--- Start of Dataset entries ---
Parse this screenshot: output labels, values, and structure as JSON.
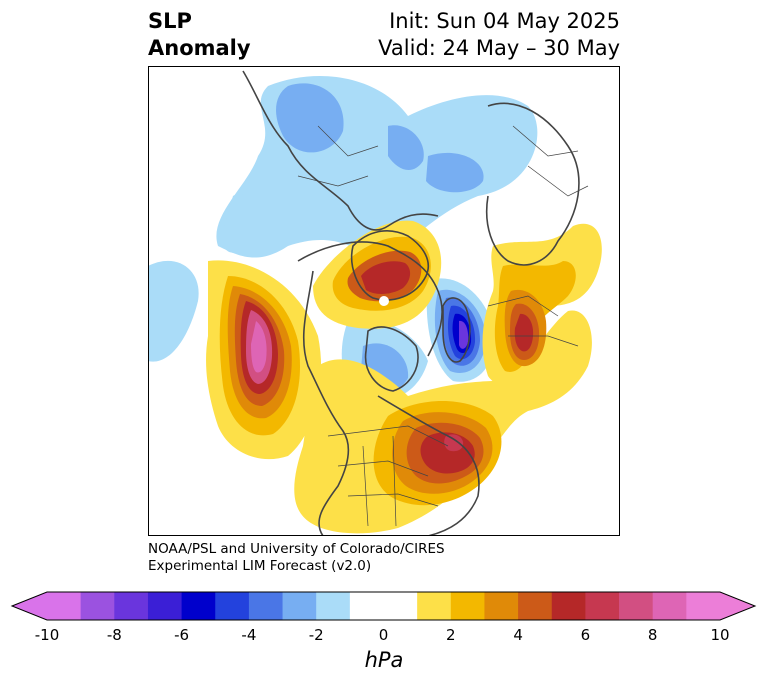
{
  "header": {
    "title_line1": "SLP",
    "title_line2": "Anomaly",
    "init": "Init: Sun 04 May 2025",
    "valid": "Valid: 24 May – 30 May"
  },
  "credit": {
    "line1": "NOAA/PSL and University of Colorado/CIRES",
    "line2": "Experimental LIM Forecast (v2.0)"
  },
  "colorbar": {
    "unit": "hPa",
    "tick_labels": [
      "-10",
      "-8",
      "-6",
      "-4",
      "-2",
      "0",
      "2",
      "4",
      "6",
      "8",
      "10"
    ],
    "colors": [
      "#d973ea",
      "#9b52e0",
      "#6a35dd",
      "#3b1fd6",
      "#0000cc",
      "#2342dd",
      "#4a76e6",
      "#77aef2",
      "#aadcf8",
      "#ffffff",
      "#ffffff",
      "#fde048",
      "#f3b800",
      "#e08a08",
      "#cc5a18",
      "#b52828",
      "#c63850",
      "#d24f82",
      "#de65b5",
      "#ec7ed8"
    ],
    "extend_min_color": "#d973ea",
    "extend_max_color": "#ec7ed8"
  },
  "map": {
    "projection": "north polar stereographic",
    "field": "sea level pressure anomaly"
  }
}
--- End of Dataset entries ---
• What you are asked to do:
Pictures in the data above should not be copied; transcribe everything else exactly.

• Completed exercise:
Parse this screenshot: output labels, values, and structure as JSON.
{
  "header": {
    "title_line1": "SLP",
    "title_line2": "Anomaly",
    "init": "Init: Sun 04 May 2025",
    "valid": "Valid: 24 May – 30 May"
  },
  "credit": {
    "line1": "NOAA/PSL and University of Colorado/CIRES",
    "line2": "Experimental LIM Forecast (v2.0)"
  },
  "colorbar": {
    "unit": "hPa",
    "tick_labels": [
      "-10",
      "-8",
      "-6",
      "-4",
      "-2",
      "0",
      "2",
      "4",
      "6",
      "8",
      "10"
    ],
    "colors": [
      "#d973ea",
      "#9b52e0",
      "#6a35dd",
      "#3b1fd6",
      "#0000cc",
      "#2342dd",
      "#4a76e6",
      "#77aef2",
      "#aadcf8",
      "#ffffff",
      "#ffffff",
      "#fde048",
      "#f3b800",
      "#e08a08",
      "#cc5a18",
      "#b52828",
      "#c63850",
      "#d24f82",
      "#de65b5",
      "#ec7ed8"
    ],
    "extend_min_color": "#d973ea",
    "extend_max_color": "#ec7ed8"
  },
  "map": {
    "projection": "north polar stereographic",
    "field": "sea level pressure anomaly"
  }
}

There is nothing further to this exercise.